# [Rows from a figure dataset]
.....
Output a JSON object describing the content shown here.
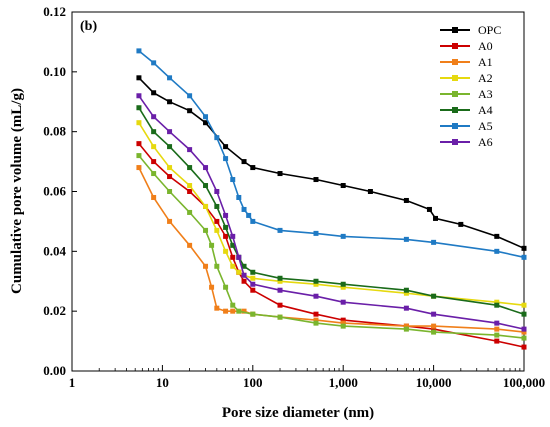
{
  "chart_data": {
    "type": "line",
    "panel_label": "(b)",
    "xlabel": "Pore size diameter (nm)",
    "ylabel": "Cumulative pore volume (mL/g)",
    "x_scale": "log",
    "xlim": [
      1,
      100000
    ],
    "ylim": [
      0,
      0.12
    ],
    "x_ticks": [
      1,
      10,
      100,
      1000,
      10000,
      100000
    ],
    "x_tick_labels": [
      "1",
      "10",
      "100",
      "1,000",
      "10,000",
      "100,000"
    ],
    "y_ticks": [
      0,
      0.02,
      0.04,
      0.06,
      0.08,
      0.1,
      0.12
    ],
    "y_tick_labels": [
      "0.00",
      "0.02",
      "0.04",
      "0.06",
      "0.08",
      "0.10",
      "0.12"
    ],
    "legend_position": "top-right",
    "series": [
      {
        "name": "OPC",
        "color": "#000000",
        "x": [
          5.5,
          8,
          12,
          20,
          30,
          50,
          80,
          100,
          200,
          500,
          1000,
          2000,
          5000,
          9000,
          10500,
          20000,
          50000,
          100000
        ],
        "y": [
          0.098,
          0.093,
          0.09,
          0.087,
          0.083,
          0.075,
          0.07,
          0.068,
          0.066,
          0.064,
          0.062,
          0.06,
          0.057,
          0.054,
          0.051,
          0.049,
          0.045,
          0.041
        ]
      },
      {
        "name": "A0",
        "color": "#cc0000",
        "x": [
          5.5,
          8,
          12,
          20,
          30,
          40,
          50,
          60,
          70,
          80,
          100,
          200,
          500,
          1000,
          5000,
          10000,
          50000,
          100000
        ],
        "y": [
          0.076,
          0.07,
          0.065,
          0.06,
          0.055,
          0.05,
          0.045,
          0.038,
          0.033,
          0.03,
          0.027,
          0.022,
          0.019,
          0.017,
          0.015,
          0.014,
          0.01,
          0.008
        ]
      },
      {
        "name": "A1",
        "color": "#f07f1a",
        "x": [
          5.5,
          8,
          12,
          20,
          30,
          35,
          40,
          50,
          60,
          80,
          100,
          200,
          500,
          1000,
          5000,
          10000,
          50000,
          100000
        ],
        "y": [
          0.068,
          0.058,
          0.05,
          0.042,
          0.035,
          0.028,
          0.021,
          0.02,
          0.02,
          0.02,
          0.019,
          0.018,
          0.017,
          0.016,
          0.015,
          0.015,
          0.014,
          0.013
        ]
      },
      {
        "name": "A2",
        "color": "#e6d90f",
        "x": [
          5.5,
          8,
          12,
          20,
          30,
          40,
          50,
          60,
          70,
          80,
          100,
          200,
          500,
          1000,
          5000,
          10000,
          50000,
          100000
        ],
        "y": [
          0.083,
          0.075,
          0.068,
          0.062,
          0.055,
          0.047,
          0.04,
          0.035,
          0.033,
          0.032,
          0.031,
          0.03,
          0.029,
          0.028,
          0.026,
          0.025,
          0.023,
          0.022
        ]
      },
      {
        "name": "A3",
        "color": "#7ab52e",
        "x": [
          5.5,
          8,
          12,
          20,
          30,
          35,
          40,
          50,
          60,
          70,
          100,
          200,
          500,
          1000,
          5000,
          10000,
          50000,
          100000
        ],
        "y": [
          0.072,
          0.066,
          0.06,
          0.053,
          0.047,
          0.042,
          0.035,
          0.028,
          0.022,
          0.02,
          0.019,
          0.018,
          0.016,
          0.015,
          0.014,
          0.013,
          0.012,
          0.011
        ]
      },
      {
        "name": "A4",
        "color": "#1a6b1a",
        "x": [
          5.5,
          8,
          12,
          20,
          30,
          40,
          50,
          60,
          70,
          80,
          100,
          200,
          500,
          1000,
          5000,
          10000,
          50000,
          100000
        ],
        "y": [
          0.088,
          0.08,
          0.075,
          0.068,
          0.062,
          0.055,
          0.048,
          0.042,
          0.038,
          0.035,
          0.033,
          0.031,
          0.03,
          0.029,
          0.027,
          0.025,
          0.022,
          0.019
        ]
      },
      {
        "name": "A5",
        "color": "#1f7ac4",
        "x": [
          5.5,
          8,
          12,
          20,
          30,
          40,
          50,
          60,
          70,
          80,
          90,
          100,
          200,
          500,
          1000,
          5000,
          10000,
          50000,
          100000
        ],
        "y": [
          0.107,
          0.103,
          0.098,
          0.092,
          0.085,
          0.078,
          0.071,
          0.064,
          0.058,
          0.054,
          0.052,
          0.05,
          0.047,
          0.046,
          0.045,
          0.044,
          0.043,
          0.04,
          0.038
        ]
      },
      {
        "name": "A6",
        "color": "#6a1fa8",
        "x": [
          5.5,
          8,
          12,
          20,
          30,
          40,
          50,
          60,
          70,
          80,
          100,
          200,
          500,
          1000,
          5000,
          10000,
          50000,
          100000
        ],
        "y": [
          0.092,
          0.085,
          0.08,
          0.074,
          0.068,
          0.06,
          0.052,
          0.045,
          0.038,
          0.032,
          0.029,
          0.027,
          0.025,
          0.023,
          0.021,
          0.019,
          0.016,
          0.014
        ]
      }
    ]
  }
}
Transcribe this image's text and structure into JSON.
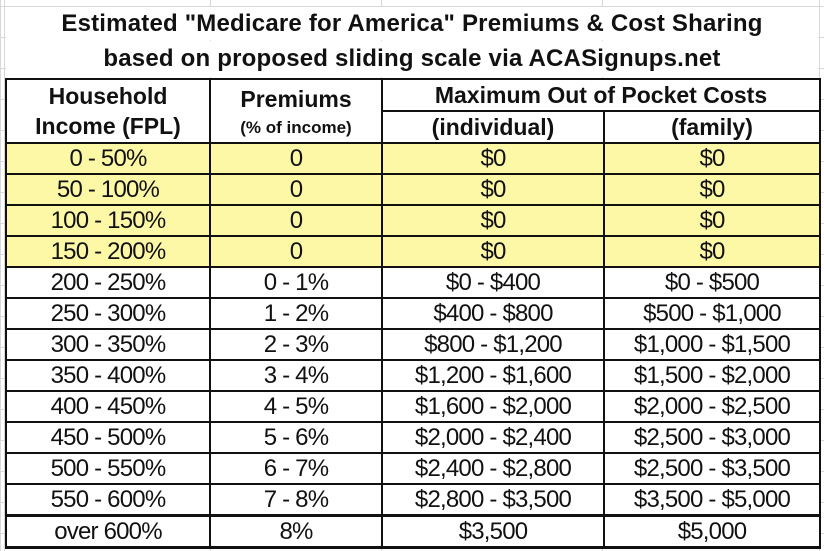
{
  "title_line1": "Estimated \"Medicare for America\" Premiums & Cost Sharing",
  "title_line2": "based on proposed sliding scale via ACASignups.net",
  "headers": {
    "income_line1": "Household",
    "income_line2": "Income (FPL)",
    "premiums_line1": "Premiums",
    "premiums_line2": "(% of income)",
    "moop": "Maximum Out of Pocket Costs",
    "individual": "(individual)",
    "family": "(family)"
  },
  "highlight_color": "#fdf8a6",
  "rows": [
    {
      "income": "0 - 50%",
      "premium": "0",
      "individual": "$0",
      "family": "$0",
      "highlight": true
    },
    {
      "income": "50 - 100%",
      "premium": "0",
      "individual": "$0",
      "family": "$0",
      "highlight": true
    },
    {
      "income": "100 - 150%",
      "premium": "0",
      "individual": "$0",
      "family": "$0",
      "highlight": true
    },
    {
      "income": "150 - 200%",
      "premium": "0",
      "individual": "$0",
      "family": "$0",
      "highlight": true
    },
    {
      "income": "200 - 250%",
      "premium": "0 - 1%",
      "individual": "$0 - $400",
      "family": "$0 - $500"
    },
    {
      "income": "250 - 300%",
      "premium": "1 - 2%",
      "individual": "$400 - $800",
      "family": "$500 - $1,000"
    },
    {
      "income": "300 - 350%",
      "premium": "2 - 3%",
      "individual": "$800 - $1,200",
      "family": "$1,000 - $1,500"
    },
    {
      "income": "350 - 400%",
      "premium": "3 - 4%",
      "individual": "$1,200 - $1,600",
      "family": "$1,500 - $2,000"
    },
    {
      "income": "400 - 450%",
      "premium": "4 - 5%",
      "individual": "$1,600 - $2,000",
      "family": "$2,000 - $2,500"
    },
    {
      "income": "450 - 500%",
      "premium": "5 - 6%",
      "individual": "$2,000 - $2,400",
      "family": "$2,500 - $3,000"
    },
    {
      "income": "500 - 550%",
      "premium": "6 - 7%",
      "individual": "$2,400 - $2,800",
      "family": "$2,500 - $3,500"
    },
    {
      "income": "550 - 600%",
      "premium": "7 - 8%",
      "individual": "$2,800 - $3,500",
      "family": "$3,500 - $5,000"
    },
    {
      "income": "over 600%",
      "premium": "8%",
      "individual": "$3,500",
      "family": "$5,000"
    }
  ]
}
.....
# [WORK REQUIRED]
Repeat each entry exactly as it appears; skip any picture.

# [THE ANSWER]
Output a JSON object describing the content shown here.
{
  "chart_data": {
    "type": "line",
    "panel_label": "(b)",
    "xlabel": "Pore size diameter (nm)",
    "ylabel": "Cumulative pore volume (mL/g)",
    "x_scale": "log",
    "xlim": [
      1,
      100000
    ],
    "ylim": [
      0,
      0.12
    ],
    "x_ticks": [
      1,
      10,
      100,
      1000,
      10000,
      100000
    ],
    "x_tick_labels": [
      "1",
      "10",
      "100",
      "1,000",
      "10,000",
      "100,000"
    ],
    "y_ticks": [
      0,
      0.02,
      0.04,
      0.06,
      0.08,
      0.1,
      0.12
    ],
    "y_tick_labels": [
      "0.00",
      "0.02",
      "0.04",
      "0.06",
      "0.08",
      "0.10",
      "0.12"
    ],
    "legend_position": "top-right",
    "series": [
      {
        "name": "OPC",
        "color": "#000000",
        "x": [
          5.5,
          8,
          12,
          20,
          30,
          50,
          80,
          100,
          200,
          500,
          1000,
          2000,
          5000,
          9000,
          10500,
          20000,
          50000,
          100000
        ],
        "y": [
          0.098,
          0.093,
          0.09,
          0.087,
          0.083,
          0.075,
          0.07,
          0.068,
          0.066,
          0.064,
          0.062,
          0.06,
          0.057,
          0.054,
          0.051,
          0.049,
          0.045,
          0.041
        ]
      },
      {
        "name": "A0",
        "color": "#cc0000",
        "x": [
          5.5,
          8,
          12,
          20,
          30,
          40,
          50,
          60,
          70,
          80,
          100,
          200,
          500,
          1000,
          5000,
          10000,
          50000,
          100000
        ],
        "y": [
          0.076,
          0.07,
          0.065,
          0.06,
          0.055,
          0.05,
          0.045,
          0.038,
          0.033,
          0.03,
          0.027,
          0.022,
          0.019,
          0.017,
          0.015,
          0.014,
          0.01,
          0.008
        ]
      },
      {
        "name": "A1",
        "color": "#f07f1a",
        "x": [
          5.5,
          8,
          12,
          20,
          30,
          35,
          40,
          50,
          60,
          80,
          100,
          200,
          500,
          1000,
          5000,
          10000,
          50000,
          100000
        ],
        "y": [
          0.068,
          0.058,
          0.05,
          0.042,
          0.035,
          0.028,
          0.021,
          0.02,
          0.02,
          0.02,
          0.019,
          0.018,
          0.017,
          0.016,
          0.015,
          0.015,
          0.014,
          0.013
        ]
      },
      {
        "name": "A2",
        "color": "#e6d90f",
        "x": [
          5.5,
          8,
          12,
          20,
          30,
          40,
          50,
          60,
          70,
          80,
          100,
          200,
          500,
          1000,
          5000,
          10000,
          50000,
          100000
        ],
        "y": [
          0.083,
          0.075,
          0.068,
          0.062,
          0.055,
          0.047,
          0.04,
          0.035,
          0.033,
          0.032,
          0.031,
          0.03,
          0.029,
          0.028,
          0.026,
          0.025,
          0.023,
          0.022
        ]
      },
      {
        "name": "A3",
        "color": "#7ab52e",
        "x": [
          5.5,
          8,
          12,
          20,
          30,
          35,
          40,
          50,
          60,
          70,
          100,
          200,
          500,
          1000,
          5000,
          10000,
          50000,
          100000
        ],
        "y": [
          0.072,
          0.066,
          0.06,
          0.053,
          0.047,
          0.042,
          0.035,
          0.028,
          0.022,
          0.02,
          0.019,
          0.018,
          0.016,
          0.015,
          0.014,
          0.013,
          0.012,
          0.011
        ]
      },
      {
        "name": "A4",
        "color": "#1a6b1a",
        "x": [
          5.5,
          8,
          12,
          20,
          30,
          40,
          50,
          60,
          70,
          80,
          100,
          200,
          500,
          1000,
          5000,
          10000,
          50000,
          100000
        ],
        "y": [
          0.088,
          0.08,
          0.075,
          0.068,
          0.062,
          0.055,
          0.048,
          0.042,
          0.038,
          0.035,
          0.033,
          0.031,
          0.03,
          0.029,
          0.027,
          0.025,
          0.022,
          0.019
        ]
      },
      {
        "name": "A5",
        "color": "#1f7ac4",
        "x": [
          5.5,
          8,
          12,
          20,
          30,
          40,
          50,
          60,
          70,
          80,
          90,
          100,
          200,
          500,
          1000,
          5000,
          10000,
          50000,
          100000
        ],
        "y": [
          0.107,
          0.103,
          0.098,
          0.092,
          0.085,
          0.078,
          0.071,
          0.064,
          0.058,
          0.054,
          0.052,
          0.05,
          0.047,
          0.046,
          0.045,
          0.044,
          0.043,
          0.04,
          0.038
        ]
      },
      {
        "name": "A6",
        "color": "#6a1fa8",
        "x": [
          5.5,
          8,
          12,
          20,
          30,
          40,
          50,
          60,
          70,
          80,
          100,
          200,
          500,
          1000,
          5000,
          10000,
          50000,
          100000
        ],
        "y": [
          0.092,
          0.085,
          0.08,
          0.074,
          0.068,
          0.06,
          0.052,
          0.045,
          0.038,
          0.032,
          0.029,
          0.027,
          0.025,
          0.023,
          0.021,
          0.019,
          0.016,
          0.014
        ]
      }
    ]
  }
}
Transcribe this image's text and structure into JSON.
{
  "title_line1": "Estimated \"Medicare for America\" Premiums & Cost Sharing",
  "title_line2": "based on proposed sliding scale via ACASignups.net",
  "headers": {
    "income_line1": "Household",
    "income_line2": "Income (FPL)",
    "premiums_line1": "Premiums",
    "premiums_line2": "(% of income)",
    "moop": "Maximum Out of Pocket Costs",
    "individual": "(individual)",
    "family": "(family)"
  },
  "highlight_color": "#fdf8a6",
  "rows": [
    {
      "income": "0 - 50%",
      "premium": "0",
      "individual": "$0",
      "family": "$0",
      "highlight": true
    },
    {
      "income": "50 - 100%",
      "premium": "0",
      "individual": "$0",
      "family": "$0",
      "highlight": true
    },
    {
      "income": "100 - 150%",
      "premium": "0",
      "individual": "$0",
      "family": "$0",
      "highlight": true
    },
    {
      "income": "150 - 200%",
      "premium": "0",
      "individual": "$0",
      "family": "$0",
      "highlight": true
    },
    {
      "income": "200 - 250%",
      "premium": "0 - 1%",
      "individual": "$0 - $400",
      "family": "$0 - $500"
    },
    {
      "income": "250 - 300%",
      "premium": "1 - 2%",
      "individual": "$400 - $800",
      "family": "$500 - $1,000"
    },
    {
      "income": "300 - 350%",
      "premium": "2 - 3%",
      "individual": "$800 - $1,200",
      "family": "$1,000 - $1,500"
    },
    {
      "income": "350 - 400%",
      "premium": "3 - 4%",
      "individual": "$1,200 - $1,600",
      "family": "$1,500 - $2,000"
    },
    {
      "income": "400 - 450%",
      "premium": "4 - 5%",
      "individual": "$1,600 - $2,000",
      "family": "$2,000 - $2,500"
    },
    {
      "income": "450 - 500%",
      "premium": "5 - 6%",
      "individual": "$2,000 - $2,400",
      "family": "$2,500 - $3,000"
    },
    {
      "income": "500 - 550%",
      "premium": "6 - 7%",
      "individual": "$2,400 - $2,800",
      "family": "$2,500 - $3,500"
    },
    {
      "income": "550 - 600%",
      "premium": "7 - 8%",
      "individual": "$2,800 - $3,500",
      "family": "$3,500 - $5,000"
    },
    {
      "income": "over 600%",
      "premium": "8%",
      "individual": "$3,500",
      "family": "$5,000"
    }
  ]
}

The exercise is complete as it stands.